WHAT YOU SHOULD DO |
Copy out the material below in full, but not its images.

INFORMATION GIVEN |
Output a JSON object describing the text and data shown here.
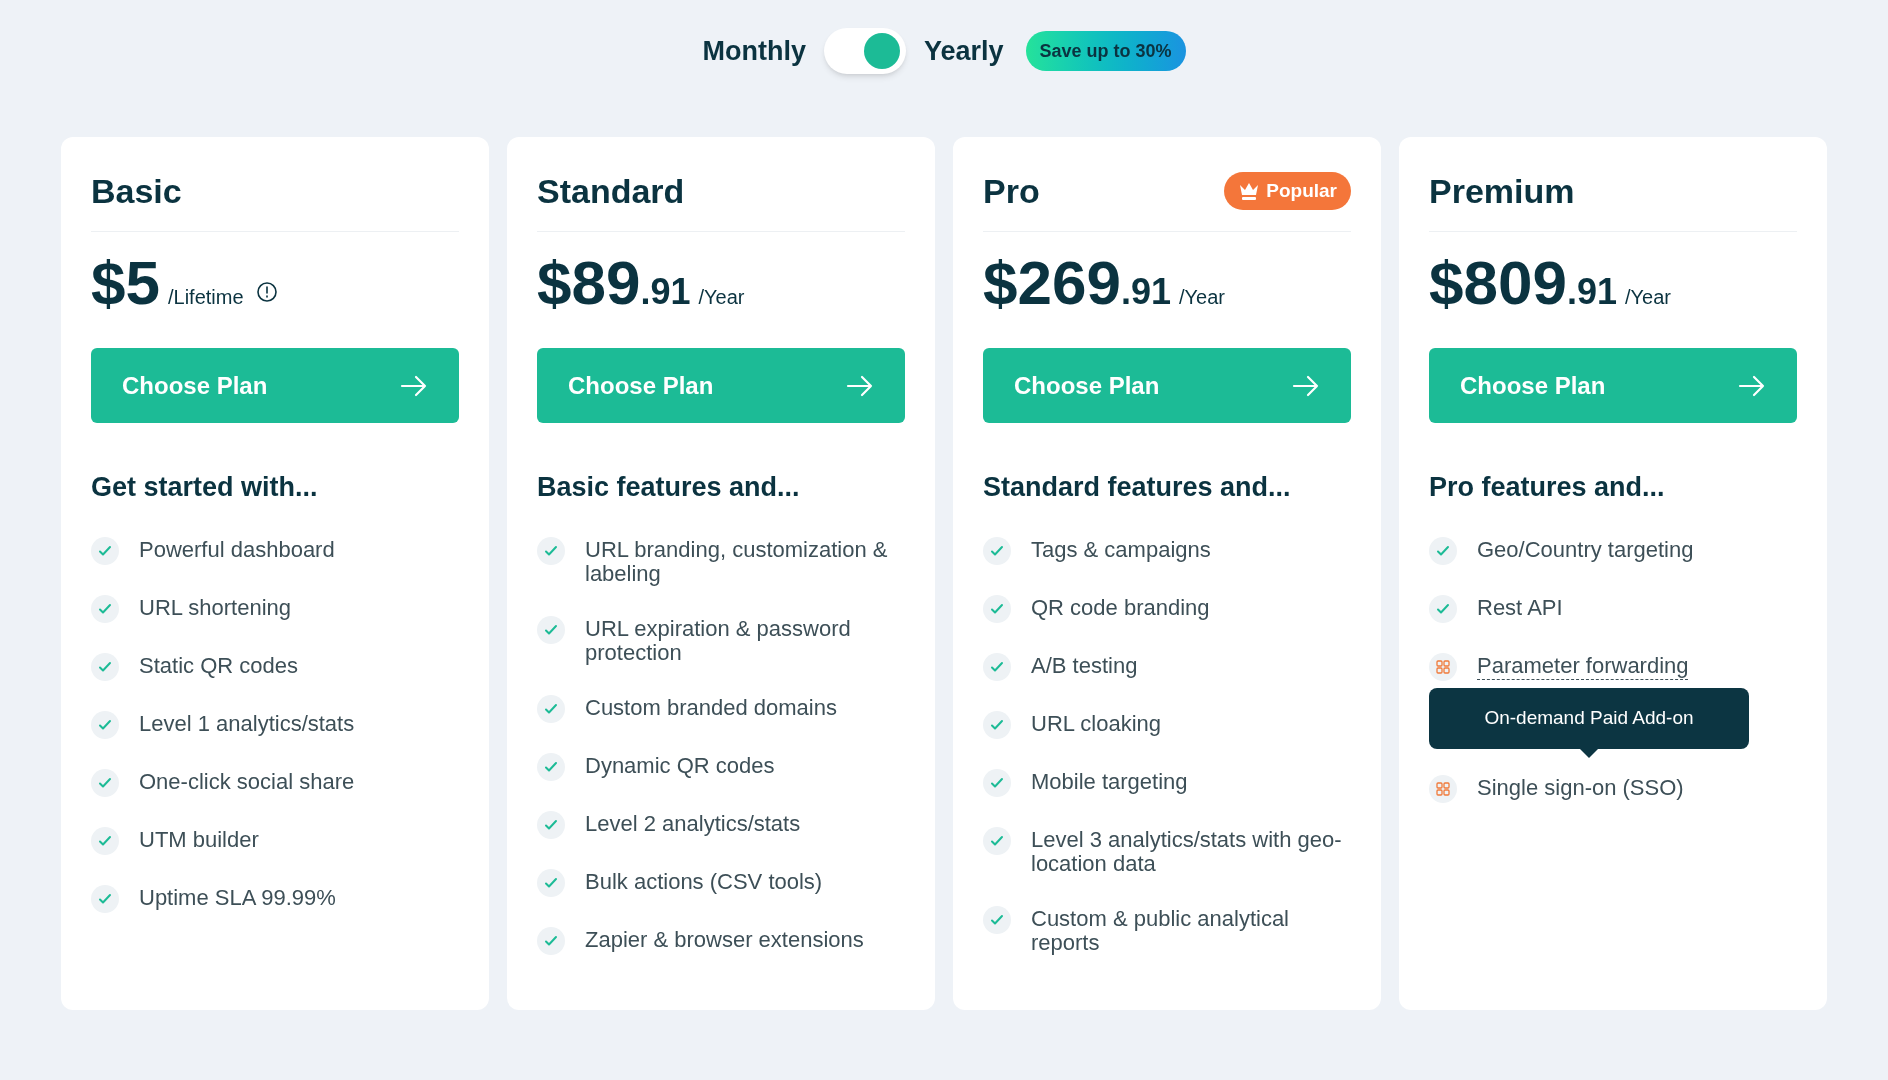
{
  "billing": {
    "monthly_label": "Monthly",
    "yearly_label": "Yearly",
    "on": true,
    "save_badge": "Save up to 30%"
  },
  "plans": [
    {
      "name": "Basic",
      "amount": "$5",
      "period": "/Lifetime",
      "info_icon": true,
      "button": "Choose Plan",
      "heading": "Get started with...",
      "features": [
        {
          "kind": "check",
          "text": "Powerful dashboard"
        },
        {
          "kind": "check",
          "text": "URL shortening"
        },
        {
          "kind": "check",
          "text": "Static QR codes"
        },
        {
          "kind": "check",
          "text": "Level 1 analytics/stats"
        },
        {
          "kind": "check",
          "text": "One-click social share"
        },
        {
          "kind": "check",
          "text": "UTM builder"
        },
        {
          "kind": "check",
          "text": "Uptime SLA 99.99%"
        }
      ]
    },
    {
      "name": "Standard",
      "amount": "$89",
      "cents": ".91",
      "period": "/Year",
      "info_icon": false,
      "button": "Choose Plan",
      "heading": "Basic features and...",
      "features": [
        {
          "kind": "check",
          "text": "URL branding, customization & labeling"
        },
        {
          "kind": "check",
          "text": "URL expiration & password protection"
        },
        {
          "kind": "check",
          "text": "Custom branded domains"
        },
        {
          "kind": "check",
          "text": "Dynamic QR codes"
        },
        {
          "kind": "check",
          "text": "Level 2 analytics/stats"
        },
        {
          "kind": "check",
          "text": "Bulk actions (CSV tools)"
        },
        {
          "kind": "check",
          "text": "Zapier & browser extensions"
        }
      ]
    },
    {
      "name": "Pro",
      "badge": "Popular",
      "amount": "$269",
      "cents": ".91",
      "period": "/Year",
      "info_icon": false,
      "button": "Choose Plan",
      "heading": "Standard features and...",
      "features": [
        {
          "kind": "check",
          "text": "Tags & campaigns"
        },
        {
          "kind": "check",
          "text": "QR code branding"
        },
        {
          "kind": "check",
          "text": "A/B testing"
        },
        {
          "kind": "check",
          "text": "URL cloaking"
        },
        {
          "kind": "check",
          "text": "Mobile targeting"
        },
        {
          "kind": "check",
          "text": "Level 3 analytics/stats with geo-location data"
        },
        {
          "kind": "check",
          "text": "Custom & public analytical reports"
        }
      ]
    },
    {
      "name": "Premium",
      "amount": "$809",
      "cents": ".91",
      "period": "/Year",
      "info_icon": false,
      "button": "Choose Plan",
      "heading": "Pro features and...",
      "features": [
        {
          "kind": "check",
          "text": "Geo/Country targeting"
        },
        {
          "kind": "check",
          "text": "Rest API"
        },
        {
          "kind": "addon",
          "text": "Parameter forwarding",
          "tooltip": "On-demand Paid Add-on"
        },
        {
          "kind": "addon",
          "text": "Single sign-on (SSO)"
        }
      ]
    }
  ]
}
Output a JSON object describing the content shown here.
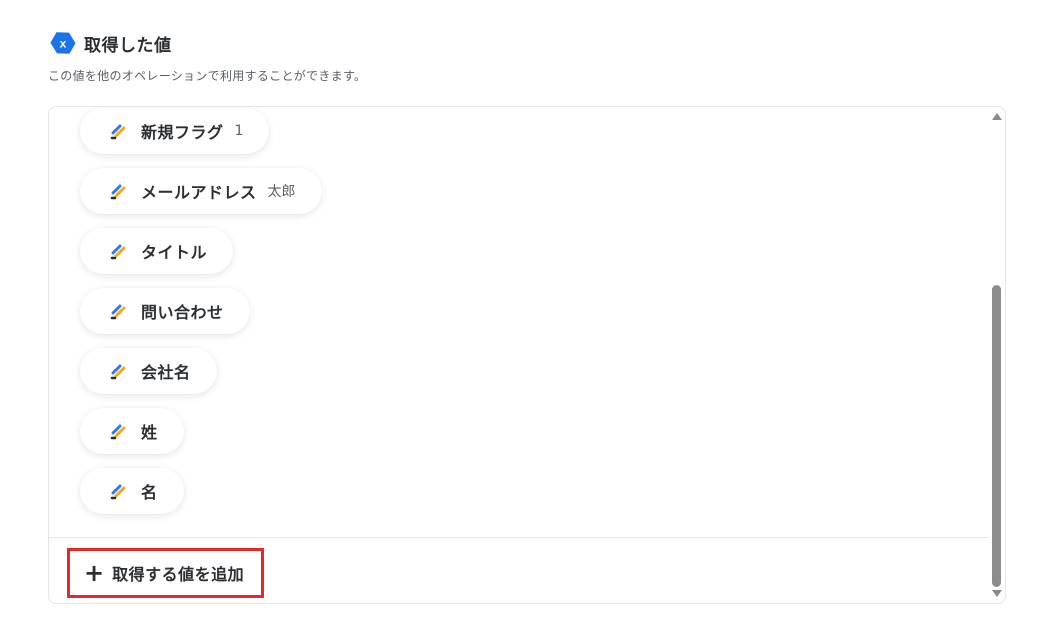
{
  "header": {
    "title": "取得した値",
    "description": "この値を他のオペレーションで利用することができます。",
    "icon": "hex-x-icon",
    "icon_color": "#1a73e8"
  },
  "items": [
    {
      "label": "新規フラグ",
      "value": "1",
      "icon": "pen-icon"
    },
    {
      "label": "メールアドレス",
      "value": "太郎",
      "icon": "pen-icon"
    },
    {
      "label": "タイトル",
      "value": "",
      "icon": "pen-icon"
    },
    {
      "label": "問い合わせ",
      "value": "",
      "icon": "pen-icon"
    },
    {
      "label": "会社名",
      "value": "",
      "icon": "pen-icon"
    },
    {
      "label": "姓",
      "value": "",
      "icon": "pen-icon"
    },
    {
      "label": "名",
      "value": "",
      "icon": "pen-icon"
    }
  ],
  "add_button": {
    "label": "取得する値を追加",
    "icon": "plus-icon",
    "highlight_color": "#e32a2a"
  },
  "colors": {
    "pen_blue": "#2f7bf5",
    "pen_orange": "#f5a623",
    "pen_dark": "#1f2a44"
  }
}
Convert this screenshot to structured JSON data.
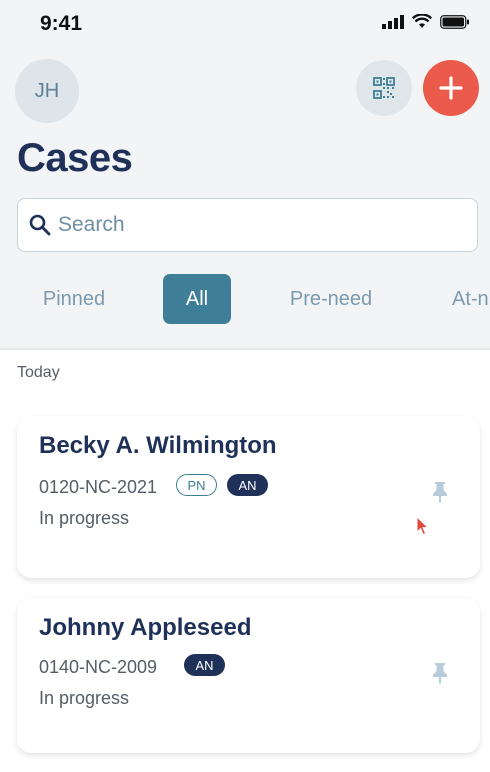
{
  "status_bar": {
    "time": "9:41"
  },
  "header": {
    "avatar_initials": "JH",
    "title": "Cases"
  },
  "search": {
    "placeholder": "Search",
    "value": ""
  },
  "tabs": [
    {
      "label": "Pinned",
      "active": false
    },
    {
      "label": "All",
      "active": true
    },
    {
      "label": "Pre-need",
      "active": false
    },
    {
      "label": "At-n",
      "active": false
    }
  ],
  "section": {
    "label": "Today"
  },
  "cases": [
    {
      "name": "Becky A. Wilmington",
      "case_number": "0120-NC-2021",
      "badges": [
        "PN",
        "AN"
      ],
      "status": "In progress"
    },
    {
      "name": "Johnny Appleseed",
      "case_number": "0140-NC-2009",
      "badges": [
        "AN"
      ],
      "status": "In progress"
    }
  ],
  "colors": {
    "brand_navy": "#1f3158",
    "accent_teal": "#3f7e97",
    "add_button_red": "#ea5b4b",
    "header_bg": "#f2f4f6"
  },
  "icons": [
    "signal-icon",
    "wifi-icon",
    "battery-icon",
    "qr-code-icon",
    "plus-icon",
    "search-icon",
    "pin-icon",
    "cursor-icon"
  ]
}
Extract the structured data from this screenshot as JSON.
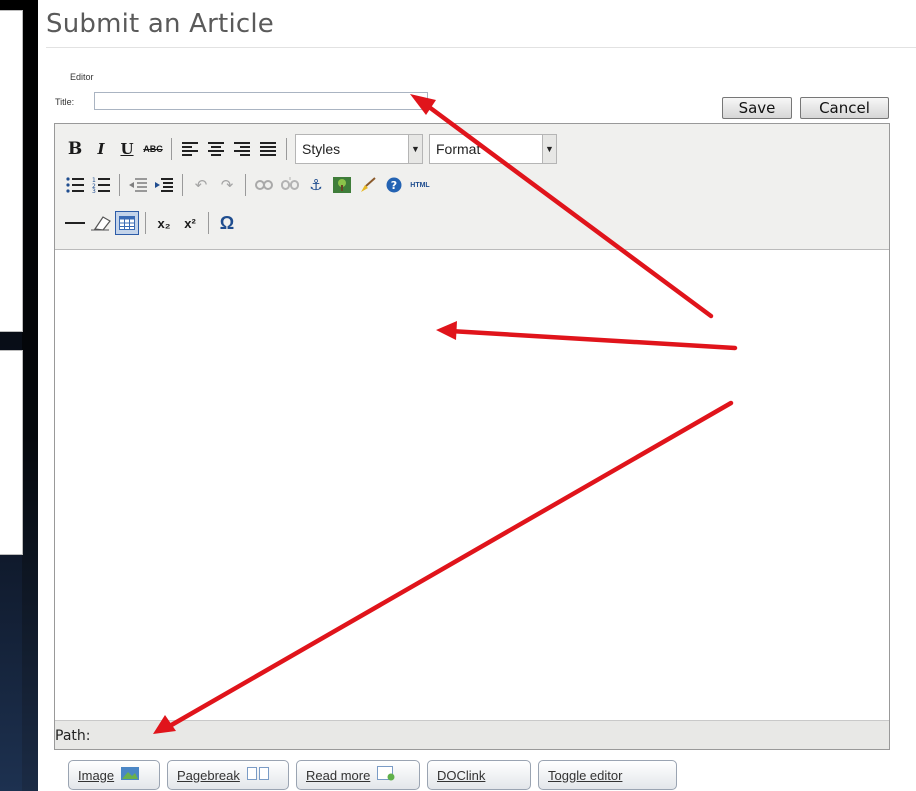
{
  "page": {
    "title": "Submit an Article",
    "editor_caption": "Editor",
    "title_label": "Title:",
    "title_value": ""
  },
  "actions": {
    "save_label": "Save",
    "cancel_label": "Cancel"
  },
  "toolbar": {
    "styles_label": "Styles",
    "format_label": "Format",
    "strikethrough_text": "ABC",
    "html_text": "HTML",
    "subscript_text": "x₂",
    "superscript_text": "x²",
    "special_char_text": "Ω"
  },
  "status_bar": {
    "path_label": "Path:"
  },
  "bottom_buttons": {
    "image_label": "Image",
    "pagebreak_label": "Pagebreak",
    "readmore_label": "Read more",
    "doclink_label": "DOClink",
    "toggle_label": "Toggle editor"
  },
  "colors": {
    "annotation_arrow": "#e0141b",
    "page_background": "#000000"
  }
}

EXPECTED OUTPUT |
Output a JSON object describing the text and data shown here.
{
  "billing": {
    "monthly_label": "Monthly",
    "yearly_label": "Yearly",
    "on": true,
    "save_badge": "Save up to 30%"
  },
  "plans": [
    {
      "name": "Basic",
      "amount": "$5",
      "period": "/Lifetime",
      "info_icon": true,
      "button": "Choose Plan",
      "heading": "Get started with...",
      "features": [
        {
          "kind": "check",
          "text": "Powerful dashboard"
        },
        {
          "kind": "check",
          "text": "URL shortening"
        },
        {
          "kind": "check",
          "text": "Static QR codes"
        },
        {
          "kind": "check",
          "text": "Level 1 analytics/stats"
        },
        {
          "kind": "check",
          "text": "One-click social share"
        },
        {
          "kind": "check",
          "text": "UTM builder"
        },
        {
          "kind": "check",
          "text": "Uptime SLA 99.99%"
        }
      ]
    },
    {
      "name": "Standard",
      "amount": "$89",
      "cents": ".91",
      "period": "/Year",
      "info_icon": false,
      "button": "Choose Plan",
      "heading": "Basic features and...",
      "features": [
        {
          "kind": "check",
          "text": "URL branding, customization & labeling"
        },
        {
          "kind": "check",
          "text": "URL expiration & password protection"
        },
        {
          "kind": "check",
          "text": "Custom branded domains"
        },
        {
          "kind": "check",
          "text": "Dynamic QR codes"
        },
        {
          "kind": "check",
          "text": "Level 2 analytics/stats"
        },
        {
          "kind": "check",
          "text": "Bulk actions (CSV tools)"
        },
        {
          "kind": "check",
          "text": "Zapier & browser extensions"
        }
      ]
    },
    {
      "name": "Pro",
      "badge": "Popular",
      "amount": "$269",
      "cents": ".91",
      "period": "/Year",
      "info_icon": false,
      "button": "Choose Plan",
      "heading": "Standard features and...",
      "features": [
        {
          "kind": "check",
          "text": "Tags & campaigns"
        },
        {
          "kind": "check",
          "text": "QR code branding"
        },
        {
          "kind": "check",
          "text": "A/B testing"
        },
        {
          "kind": "check",
          "text": "URL cloaking"
        },
        {
          "kind": "check",
          "text": "Mobile targeting"
        },
        {
          "kind": "check",
          "text": "Level 3 analytics/stats with geo-location data"
        },
        {
          "kind": "check",
          "text": "Custom & public analytical reports"
        }
      ]
    },
    {
      "name": "Premium",
      "amount": "$809",
      "cents": ".91",
      "period": "/Year",
      "info_icon": false,
      "button": "Choose Plan",
      "heading": "Pro features and...",
      "features": [
        {
          "kind": "check",
          "text": "Geo/Country targeting"
        },
        {
          "kind": "check",
          "text": "Rest API"
        },
        {
          "kind": "addon",
          "text": "Parameter forwarding",
          "tooltip": "On-demand Paid Add-on"
        },
        {
          "kind": "addon",
          "text": "Single sign-on (SSO)"
        }
      ]
    }
  ]
}
Output a JSON object describing the content shown here.
{
  "header": {
    "title": "取得した値",
    "description": "この値を他のオペレーションで利用することができます。",
    "icon": "hex-x-icon",
    "icon_color": "#1a73e8"
  },
  "items": [
    {
      "label": "新規フラグ",
      "value": "1",
      "icon": "pen-icon"
    },
    {
      "label": "メールアドレス",
      "value": "太郎",
      "icon": "pen-icon"
    },
    {
      "label": "タイトル",
      "value": "",
      "icon": "pen-icon"
    },
    {
      "label": "問い合わせ",
      "value": "",
      "icon": "pen-icon"
    },
    {
      "label": "会社名",
      "value": "",
      "icon": "pen-icon"
    },
    {
      "label": "姓",
      "value": "",
      "icon": "pen-icon"
    },
    {
      "label": "名",
      "value": "",
      "icon": "pen-icon"
    }
  ],
  "add_button": {
    "label": "取得する値を追加",
    "icon": "plus-icon",
    "highlight_color": "#e32a2a"
  },
  "colors": {
    "pen_blue": "#2f7bf5",
    "pen_orange": "#f5a623",
    "pen_dark": "#1f2a44"
  }
}
Convert this screenshot to structured JSON data.
{
  "status_bar": {
    "time": "9:41"
  },
  "header": {
    "avatar_initials": "JH",
    "title": "Cases"
  },
  "search": {
    "placeholder": "Search",
    "value": ""
  },
  "tabs": [
    {
      "label": "Pinned",
      "active": false
    },
    {
      "label": "All",
      "active": true
    },
    {
      "label": "Pre-need",
      "active": false
    },
    {
      "label": "At-n",
      "active": false
    }
  ],
  "section": {
    "label": "Today"
  },
  "cases": [
    {
      "name": "Becky A. Wilmington",
      "case_number": "0120-NC-2021",
      "badges": [
        "PN",
        "AN"
      ],
      "status": "In progress"
    },
    {
      "name": "Johnny Appleseed",
      "case_number": "0140-NC-2009",
      "badges": [
        "AN"
      ],
      "status": "In progress"
    }
  ],
  "colors": {
    "brand_navy": "#1f3158",
    "accent_teal": "#3f7e97",
    "add_button_red": "#ea5b4b",
    "header_bg": "#f2f4f6"
  },
  "icons": [
    "signal-icon",
    "wifi-icon",
    "battery-icon",
    "qr-code-icon",
    "plus-icon",
    "search-icon",
    "pin-icon",
    "cursor-icon"
  ]
}
Extract the structured data from this screenshot as JSON.
{
  "page": {
    "title": "Submit an Article",
    "editor_caption": "Editor",
    "title_label": "Title:",
    "title_value": ""
  },
  "actions": {
    "save_label": "Save",
    "cancel_label": "Cancel"
  },
  "toolbar": {
    "styles_label": "Styles",
    "format_label": "Format",
    "strikethrough_text": "ABC",
    "html_text": "HTML",
    "subscript_text": "x₂",
    "superscript_text": "x²",
    "special_char_text": "Ω"
  },
  "status_bar": {
    "path_label": "Path:"
  },
  "bottom_buttons": {
    "image_label": "Image",
    "pagebreak_label": "Pagebreak",
    "readmore_label": "Read more",
    "doclink_label": "DOClink",
    "toggle_label": "Toggle editor"
  },
  "colors": {
    "annotation_arrow": "#e0141b",
    "page_background": "#000000"
  }
}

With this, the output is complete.